*Work to complete*: Copy the data exactly; pictures stay out of the copy.

# START OF Records shown

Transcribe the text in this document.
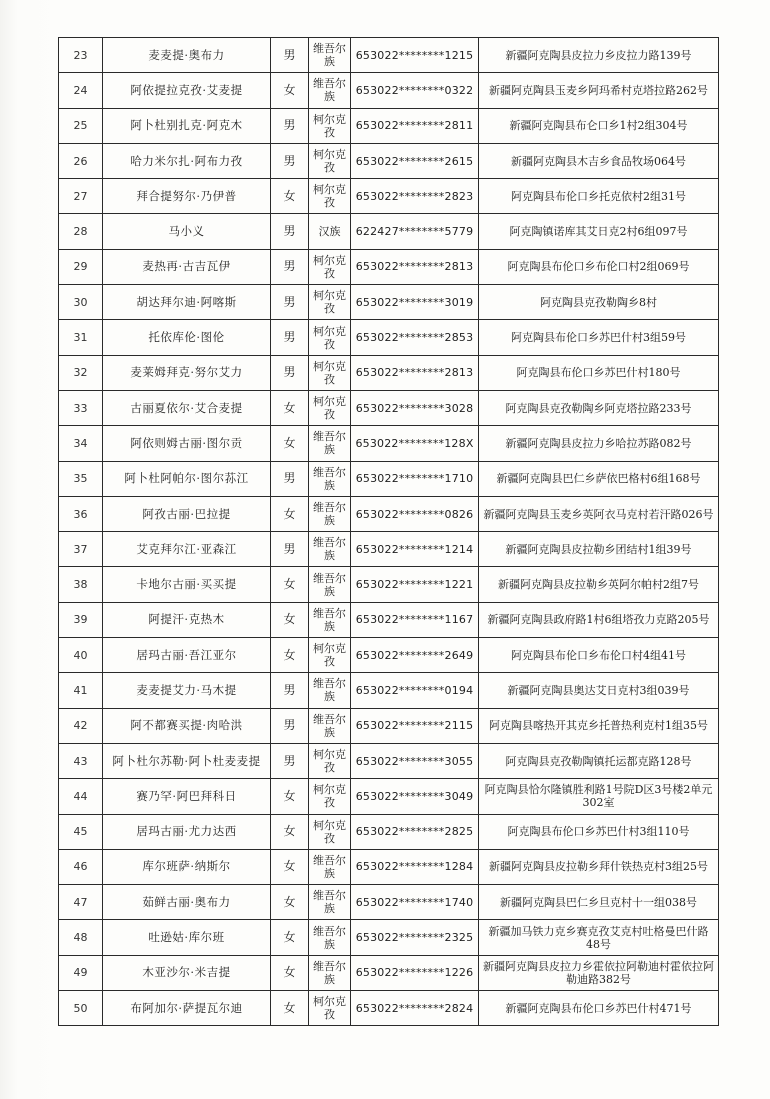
23	麦麦提·奥布力	男	维吾尔族	653022********1215	新疆阿克陶县皮拉力乡皮拉力路139号
24	阿依提拉克孜·艾麦提	女	维吾尔族	653022********0322	新疆阿克陶县玉麦乡阿玛希村克塔拉路262号
25	阿卜杜别扎克·阿克木	男	柯尔克孜	653022********2811	新疆阿克陶县布仑口乡1村2组304号
26	哈力米尔扎·阿布力孜	男	柯尔克孜	653022********2615	新疆阿克陶县木吉乡食品牧场064号
27	拜合提努尔·乃伊普	女	柯尔克孜	653022********2823	阿克陶县布伦口乡托克依村2组31号
28	马小义	男	汉族	622427********5779	阿克陶镇诺库其艾日克2村6组097号
29	麦热再·古吉瓦伊	男	柯尔克孜	653022********2813	阿克陶县布伦口乡布伦口村2组069号
30	胡达拜尔迪·阿喀斯	男	柯尔克孜	653022********3019	阿克陶县克孜勒陶乡8村
31	托依库伦·图伦	男	柯尔克孜	653022********2853	阿克陶县布伦口乡苏巴什村3组59号
32	麦莱姆拜克·努尔艾力	男	柯尔克孜	653022********2813	阿克陶县布伦口乡苏巴什村180号
33	古丽夏依尔·艾合麦提	女	柯尔克孜	653022********3028	阿克陶县克孜勒陶乡阿克塔拉路233号
34	阿依则姆古丽·图尔贡	女	维吾尔族	653022********128X	新疆阿克陶县皮拉力乡哈拉苏路082号
35	阿卜杜阿帕尔·图尔荪江	男	维吾尔族	653022********1710	新疆阿克陶县巴仁乡萨依巴格村6组168号
36	阿孜古丽·巴拉提	女	维吾尔族	653022********0826	新疆阿克陶县玉麦乡英阿衣马克村若汗路026号
37	艾克拜尔江·亚森江	男	维吾尔族	653022********1214	新疆阿克陶县皮拉勒乡团结村1组39号
38	卡地尔古丽·买买提	女	维吾尔族	653022********1221	新疆阿克陶县皮拉勒乡英阿尔帕村2组7号
39	阿提汗·克热木	女	维吾尔族	653022********1167	新疆阿克陶县政府路1村6组塔孜力克路205号
40	居玛古丽·吾江亚尔	女	柯尔克孜	653022********2649	阿克陶县布伦口乡布伦口村4组41号
41	麦麦提艾力·马木提	男	维吾尔族	653022********0194	新疆阿克陶县奥达艾日克村3组039号
42	阿不都赛买提·肉哈洪	男	维吾尔族	653022********2115	阿克陶县喀热开其克乡托普热利克村1组35号
43	阿卜杜尔苏勒·阿卜杜麦麦提	男	柯尔克孜	653022********3055	阿克陶县克孜勒陶镇托运都克路128号
44	赛乃罕·阿巴拜科日	女	柯尔克孜	653022********3049	阿克陶县恰尔隆镇胜利路1号院D区3号楼2单元302室
45	居玛古丽·尤力达西	女	柯尔克孜	653022********2825	阿克陶县布伦口乡苏巴什村3组110号
46	库尔班萨·纳斯尔	女	维吾尔族	653022********1284	新疆阿克陶县皮拉勒乡拜什铁热克村3组25号
47	茹鲜古丽·奥布力	女	维吾尔族	653022********1740	新疆阿克陶县巴仁乡旦克村十一组038号
48	吐逊姑·库尔班	女	维吾尔族	653022********2325	新疆加马铁力克乡赛克孜艾克村吐格曼巴什路48号
49	木亚沙尔·米吉提	女	维吾尔族	653022********1226	新疆阿克陶县皮拉力乡霍依拉阿勒迪村霍依拉阿勒迪路382号
50	布阿加尔·萨提瓦尔迪	女	柯尔克孜	653022********2824	新疆阿克陶县布伦口乡苏巴什村471号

# END OF Records shown

*Written answer*:
Transcribe the text in this document.
23	麦麦提·奥布力	男	维吾尔族	653022********1215	新疆阿克陶县皮拉力乡皮拉力路139号
24	阿依提拉克孜·艾麦提	女	维吾尔族	653022********0322	新疆阿克陶县玉麦乡阿玛希村克塔拉路262号
25	阿卜杜别扎克·阿克木	男	柯尔克孜	653022********2811	新疆阿克陶县布仑口乡1村2组304号
26	哈力米尔扎·阿布力孜	男	柯尔克孜	653022********2615	新疆阿克陶县木吉乡食品牧场064号
27	拜合提努尔·乃伊普	女	柯尔克孜	653022********2823	阿克陶县布伦口乡托克依村2组31号
28	马小义	男	汉族	622427********5779	阿克陶镇诺库其艾日克2村6组097号
29	麦热再·古吉瓦伊	男	柯尔克孜	653022********2813	阿克陶县布伦口乡布伦口村2组069号
30	胡达拜尔迪·阿喀斯	男	柯尔克孜	653022********3019	阿克陶县克孜勒陶乡8村
31	托依库伦·图伦	男	柯尔克孜	653022********2853	阿克陶县布伦口乡苏巴什村3组59号
32	麦莱姆拜克·努尔艾力	男	柯尔克孜	653022********2813	阿克陶县布伦口乡苏巴什村180号
33	古丽夏依尔·艾合麦提	女	柯尔克孜	653022********3028	阿克陶县克孜勒陶乡阿克塔拉路233号
34	阿依则姆古丽·图尔贡	女	维吾尔族	653022********128X	新疆阿克陶县皮拉力乡哈拉苏路082号
35	阿卜杜阿帕尔·图尔荪江	男	维吾尔族	653022********1710	新疆阿克陶县巴仁乡萨依巴格村6组168号
36	阿孜古丽·巴拉提	女	维吾尔族	653022********0826	新疆阿克陶县玉麦乡英阿衣马克村若汗路026号
37	艾克拜尔江·亚森江	男	维吾尔族	653022********1214	新疆阿克陶县皮拉勒乡团结村1组39号
38	卡地尔古丽·买买提	女	维吾尔族	653022********1221	新疆阿克陶县皮拉勒乡英阿尔帕村2组7号
39	阿提汗·克热木	女	维吾尔族	653022********1167	新疆阿克陶县政府路1村6组塔孜力克路205号
40	居玛古丽·吾江亚尔	女	柯尔克孜	653022********2649	阿克陶县布伦口乡布伦口村4组41号
41	麦麦提艾力·马木提	男	维吾尔族	653022********0194	新疆阿克陶县奥达艾日克村3组039号
42	阿不都赛买提·肉哈洪	男	维吾尔族	653022********2115	阿克陶县喀热开其克乡托普热利克村1组35号
43	阿卜杜尔苏勒·阿卜杜麦麦提	男	柯尔克孜	653022********3055	阿克陶县克孜勒陶镇托运都克路128号
44	赛乃罕·阿巴拜科日	女	柯尔克孜	653022********3049	阿克陶县恰尔隆镇胜利路1号院D区3号楼2单元302室
45	居玛古丽·尤力达西	女	柯尔克孜	653022********2825	阿克陶县布伦口乡苏巴什村3组110号
46	库尔班萨·纳斯尔	女	维吾尔族	653022********1284	新疆阿克陶县皮拉勒乡拜什铁热克村3组25号
47	茹鲜古丽·奥布力	女	维吾尔族	653022********1740	新疆阿克陶县巴仁乡旦克村十一组038号
48	吐逊姑·库尔班	女	维吾尔族	653022********2325	新疆加马铁力克乡赛克孜艾克村吐格曼巴什路48号
49	木亚沙尔·米吉提	女	维吾尔族	653022********1226	新疆阿克陶县皮拉力乡霍依拉阿勒迪村霍依拉阿勒迪路382号
50	布阿加尔·萨提瓦尔迪	女	柯尔克孜	653022********2824	新疆阿克陶县布伦口乡苏巴什村471号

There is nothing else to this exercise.